- [REQUEST]:
All records below must be retyped exactly.
____
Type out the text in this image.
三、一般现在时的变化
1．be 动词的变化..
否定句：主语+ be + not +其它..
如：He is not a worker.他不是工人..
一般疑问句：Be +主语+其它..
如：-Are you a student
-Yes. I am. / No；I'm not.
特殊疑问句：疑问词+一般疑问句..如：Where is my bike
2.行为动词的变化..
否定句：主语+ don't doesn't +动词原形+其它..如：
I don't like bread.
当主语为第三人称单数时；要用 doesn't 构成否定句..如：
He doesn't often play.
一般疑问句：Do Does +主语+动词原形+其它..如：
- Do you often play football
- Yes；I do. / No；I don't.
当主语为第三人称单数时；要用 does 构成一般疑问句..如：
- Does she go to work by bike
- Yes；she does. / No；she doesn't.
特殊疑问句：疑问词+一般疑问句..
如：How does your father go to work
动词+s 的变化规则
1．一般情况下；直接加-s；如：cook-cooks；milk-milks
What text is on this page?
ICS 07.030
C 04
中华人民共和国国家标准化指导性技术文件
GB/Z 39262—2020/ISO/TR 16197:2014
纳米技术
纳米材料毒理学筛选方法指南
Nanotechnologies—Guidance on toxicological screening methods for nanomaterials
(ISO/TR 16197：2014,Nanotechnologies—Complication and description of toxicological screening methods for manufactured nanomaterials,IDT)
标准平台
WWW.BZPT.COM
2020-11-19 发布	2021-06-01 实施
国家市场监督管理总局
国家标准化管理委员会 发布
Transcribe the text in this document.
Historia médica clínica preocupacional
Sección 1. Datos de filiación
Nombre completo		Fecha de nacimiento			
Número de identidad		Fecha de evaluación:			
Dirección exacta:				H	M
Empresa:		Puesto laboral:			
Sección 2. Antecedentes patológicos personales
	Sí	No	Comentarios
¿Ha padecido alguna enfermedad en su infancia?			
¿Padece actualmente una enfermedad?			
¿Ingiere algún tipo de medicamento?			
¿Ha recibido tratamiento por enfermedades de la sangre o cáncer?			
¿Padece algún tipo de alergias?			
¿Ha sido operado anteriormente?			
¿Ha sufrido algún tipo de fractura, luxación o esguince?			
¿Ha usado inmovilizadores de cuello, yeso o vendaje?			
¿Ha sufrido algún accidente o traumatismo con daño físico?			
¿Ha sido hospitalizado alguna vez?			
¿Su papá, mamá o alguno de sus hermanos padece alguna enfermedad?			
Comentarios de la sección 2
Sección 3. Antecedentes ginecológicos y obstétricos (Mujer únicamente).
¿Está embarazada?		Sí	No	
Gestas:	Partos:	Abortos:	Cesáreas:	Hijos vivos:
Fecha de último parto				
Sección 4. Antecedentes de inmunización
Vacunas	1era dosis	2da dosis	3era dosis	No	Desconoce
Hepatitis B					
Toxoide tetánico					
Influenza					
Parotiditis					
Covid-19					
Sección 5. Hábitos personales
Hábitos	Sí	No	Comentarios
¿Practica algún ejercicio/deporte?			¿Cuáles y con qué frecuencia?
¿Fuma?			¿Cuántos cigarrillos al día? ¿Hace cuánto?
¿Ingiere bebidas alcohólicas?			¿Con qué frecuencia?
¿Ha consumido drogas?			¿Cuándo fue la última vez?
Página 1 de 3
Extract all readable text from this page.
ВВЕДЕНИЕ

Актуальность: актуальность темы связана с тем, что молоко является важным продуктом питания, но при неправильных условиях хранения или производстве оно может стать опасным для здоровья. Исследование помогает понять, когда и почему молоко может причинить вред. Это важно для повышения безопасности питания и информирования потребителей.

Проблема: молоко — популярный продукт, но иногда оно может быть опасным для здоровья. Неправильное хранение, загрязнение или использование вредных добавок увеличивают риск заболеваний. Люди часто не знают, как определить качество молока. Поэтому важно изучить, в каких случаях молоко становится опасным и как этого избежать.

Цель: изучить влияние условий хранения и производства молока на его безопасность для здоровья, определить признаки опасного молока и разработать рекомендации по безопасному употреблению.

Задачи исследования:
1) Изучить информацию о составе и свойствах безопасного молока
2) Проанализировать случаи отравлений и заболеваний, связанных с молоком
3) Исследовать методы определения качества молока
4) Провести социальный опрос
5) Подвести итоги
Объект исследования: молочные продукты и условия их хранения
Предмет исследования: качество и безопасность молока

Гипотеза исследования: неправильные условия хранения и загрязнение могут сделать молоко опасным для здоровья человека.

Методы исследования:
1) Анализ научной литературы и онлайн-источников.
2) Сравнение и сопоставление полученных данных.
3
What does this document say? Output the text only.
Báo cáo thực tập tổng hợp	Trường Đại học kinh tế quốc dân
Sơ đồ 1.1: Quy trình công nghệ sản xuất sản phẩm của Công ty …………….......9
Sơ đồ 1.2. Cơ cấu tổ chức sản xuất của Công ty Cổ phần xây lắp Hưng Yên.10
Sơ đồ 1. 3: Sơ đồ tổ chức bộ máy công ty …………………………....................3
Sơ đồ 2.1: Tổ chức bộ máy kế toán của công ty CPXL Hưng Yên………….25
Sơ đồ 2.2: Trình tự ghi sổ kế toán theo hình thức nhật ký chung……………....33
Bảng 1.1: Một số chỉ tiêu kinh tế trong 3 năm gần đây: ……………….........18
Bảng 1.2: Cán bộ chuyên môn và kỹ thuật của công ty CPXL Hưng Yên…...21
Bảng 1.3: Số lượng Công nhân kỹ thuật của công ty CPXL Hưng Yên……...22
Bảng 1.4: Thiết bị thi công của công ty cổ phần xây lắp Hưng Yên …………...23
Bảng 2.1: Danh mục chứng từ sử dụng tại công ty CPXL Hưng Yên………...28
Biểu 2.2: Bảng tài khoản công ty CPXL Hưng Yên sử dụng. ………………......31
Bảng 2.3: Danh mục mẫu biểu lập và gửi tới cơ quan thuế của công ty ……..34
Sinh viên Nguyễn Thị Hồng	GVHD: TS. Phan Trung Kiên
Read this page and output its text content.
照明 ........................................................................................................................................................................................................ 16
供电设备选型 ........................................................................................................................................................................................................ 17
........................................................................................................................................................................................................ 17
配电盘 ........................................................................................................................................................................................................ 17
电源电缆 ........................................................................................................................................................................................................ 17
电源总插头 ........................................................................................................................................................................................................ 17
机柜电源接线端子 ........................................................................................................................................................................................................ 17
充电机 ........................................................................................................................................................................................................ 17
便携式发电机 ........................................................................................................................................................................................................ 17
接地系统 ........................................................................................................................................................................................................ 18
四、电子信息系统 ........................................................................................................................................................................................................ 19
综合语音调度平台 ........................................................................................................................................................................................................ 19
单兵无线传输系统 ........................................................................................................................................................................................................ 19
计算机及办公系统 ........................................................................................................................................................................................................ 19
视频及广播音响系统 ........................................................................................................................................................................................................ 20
____
- [RESULT OF THIS TASK]:
Type out the text in this image.
三、一般现在时的变化
1．be 动词的变化..
否定句：主语+ be + not +其它..
如：He is not a worker.他不是工人..
一般疑问句：Be +主语+其它..
如：-Are you a student
-Yes. I am. / No；I'm not.
特殊疑问句：疑问词+一般疑问句..如：Where is my bike
2.行为动词的变化..
否定句：主语+ don't doesn't +动词原形+其它..如：
I don't like bread.
当主语为第三人称单数时；要用 doesn't 构成否定句..如：
He doesn't often play.
一般疑问句：Do Does +主语+动词原形+其它..如：
- Do you often play football
- Yes；I do. / No；I don't.
当主语为第三人称单数时；要用 does 构成一般疑问句..如：
- Does she go to work by bike
- Yes；she does. / No；she doesn't.
特殊疑问句：疑问词+一般疑问句..
如：How does your father go to work
动词+s 的变化规则
1．一般情况下；直接加-s；如：cook-cooks；milk-milks
What text is on this page?
ICS 07.030
C 04
中华人民共和国国家标准化指导性技术文件
GB/Z 39262—2020/ISO/TR 16197:2014
纳米技术
纳米材料毒理学筛选方法指南
Nanotechnologies—Guidance on toxicological screening methods for nanomaterials
(ISO/TR 16197：2014,Nanotechnologies—Complication and description of toxicological screening methods for manufactured nanomaterials,IDT)
标准平台
WWW.BZPT.COM
2020-11-19 发布	2021-06-01 实施
国家市场监督管理总局
国家标准化管理委员会 发布
Transcribe the text in this document.
Historia médica clínica preocupacional
Sección 1. Datos de filiación
Nombre completo		Fecha de nacimiento			
Número de identidad		Fecha de evaluación:			
Dirección exacta:				H	M
Empresa:		Puesto laboral:			
Sección 2. Antecedentes patológicos personales
	Sí	No	Comentarios
¿Ha padecido alguna enfermedad en su infancia?			
¿Padece actualmente una enfermedad?			
¿Ingiere algún tipo de medicamento?			
¿Ha recibido tratamiento por enfermedades de la sangre o cáncer?			
¿Padece algún tipo de alergias?			
¿Ha sido operado anteriormente?			
¿Ha sufrido algún tipo de fractura, luxación o esguince?			
¿Ha usado inmovilizadores de cuello, yeso o vendaje?			
¿Ha sufrido algún accidente o traumatismo con daño físico?			
¿Ha sido hospitalizado alguna vez?			
¿Su papá, mamá o alguno de sus hermanos padece alguna enfermedad?			
Comentarios de la sección 2
Sección 3. Antecedentes ginecológicos y obstétricos (Mujer únicamente).
¿Está embarazada?		Sí	No	
Gestas:	Partos:	Abortos:	Cesáreas:	Hijos vivos:
Fecha de último parto				
Sección 4. Antecedentes de inmunización
Vacunas	1era dosis	2da dosis	3era dosis	No	Desconoce
Hepatitis B					
Toxoide tetánico					
Influenza					
Parotiditis					
Covid-19					
Sección 5. Hábitos personales
Hábitos	Sí	No	Comentarios
¿Practica algún ejercicio/deporte?			¿Cuáles y con qué frecuencia?
¿Fuma?			¿Cuántos cigarrillos al día? ¿Hace cuánto?
¿Ingiere bebidas alcohólicas?			¿Con qué frecuencia?
¿Ha consumido drogas?			¿Cuándo fue la última vez?
Página 1 de 3
Extract all readable text from this page.
ВВЕДЕНИЕ

Актуальность: актуальность темы связана с тем, что молоко является важным продуктом питания, но при неправильных условиях хранения или производстве оно может стать опасным для здоровья. Исследование помогает понять, когда и почему молоко может причинить вред. Это важно для повышения безопасности питания и информирования потребителей.

Проблема: молоко — популярный продукт, но иногда оно может быть опасным для здоровья. Неправильное хранение, загрязнение или использование вредных добавок увеличивают риск заболеваний. Люди часто не знают, как определить качество молока. Поэтому важно изучить, в каких случаях молоко становится опасным и как этого избежать.

Цель: изучить влияние условий хранения и производства молока на его безопасность для здоровья, определить признаки опасного молока и разработать рекомендации по безопасному употреблению.

Задачи исследования:
1) Изучить информацию о составе и свойствах безопасного молока
2) Проанализировать случаи отравлений и заболеваний, связанных с молоком
3) Исследовать методы определения качества молока
4) Провести социальный опрос
5) Подвести итоги
Объект исследования: молочные продукты и условия их хранения
Предмет исследования: качество и безопасность молока

Гипотеза исследования: неправильные условия хранения и загрязнение могут сделать молоко опасным для здоровья человека.

Методы исследования:
1) Анализ научной литературы и онлайн-источников.
2) Сравнение и сопоставление полученных данных.
3
What does this document say? Output the text only.
Báo cáo thực tập tổng hợp	Trường Đại học kinh tế quốc dân
Sơ đồ 1.1: Quy trình công nghệ sản xuất sản phẩm của Công ty …………….......9
Sơ đồ 1.2. Cơ cấu tổ chức sản xuất của Công ty Cổ phần xây lắp Hưng Yên.10
Sơ đồ 1. 3: Sơ đồ tổ chức bộ máy công ty …………………………....................3
Sơ đồ 2.1: Tổ chức bộ máy kế toán của công ty CPXL Hưng Yên………….25
Sơ đồ 2.2: Trình tự ghi sổ kế toán theo hình thức nhật ký chung……………....33
Bảng 1.1: Một số chỉ tiêu kinh tế trong 3 năm gần đây: ……………….........18
Bảng 1.2: Cán bộ chuyên môn và kỹ thuật của công ty CPXL Hưng Yên…...21
Bảng 1.3: Số lượng Công nhân kỹ thuật của công ty CPXL Hưng Yên……...22
Bảng 1.4: Thiết bị thi công của công ty cổ phần xây lắp Hưng Yên …………...23
Bảng 2.1: Danh mục chứng từ sử dụng tại công ty CPXL Hưng Yên………...28
Biểu 2.2: Bảng tài khoản công ty CPXL Hưng Yên sử dụng. ………………......31
Bảng 2.3: Danh mục mẫu biểu lập và gửi tới cơ quan thuế của công ty ……..34
Sinh viên Nguyễn Thị Hồng	GVHD: TS. Phan Trung Kiên
Read this page and output its text content.
照明 ........................................................................................................................................................................................................ 16
供电设备选型 ........................................................................................................................................................................................................ 17
........................................................................................................................................................................................................ 17
配电盘 ........................................................................................................................................................................................................ 17
电源电缆 ........................................................................................................................................................................................................ 17
电源总插头 ........................................................................................................................................................................................................ 17
机柜电源接线端子 ........................................................................................................................................................................................................ 17
充电机 ........................................................................................................................................................................................................ 17
便携式发电机 ........................................................................................................................................................................................................ 17
接地系统 ........................................................................................................................................................................................................ 18
四、电子信息系统 ........................................................................................................................................................................................................ 19
综合语音调度平台 ........................................................................................................................................................................................................ 19
单兵无线传输系统 ........................................................................................................................................................................................................ 19
计算机及办公系统 ........................................................................................................................................................................................................ 19
视频及广播音响系统 ........................................................................................................................................................................................................ 20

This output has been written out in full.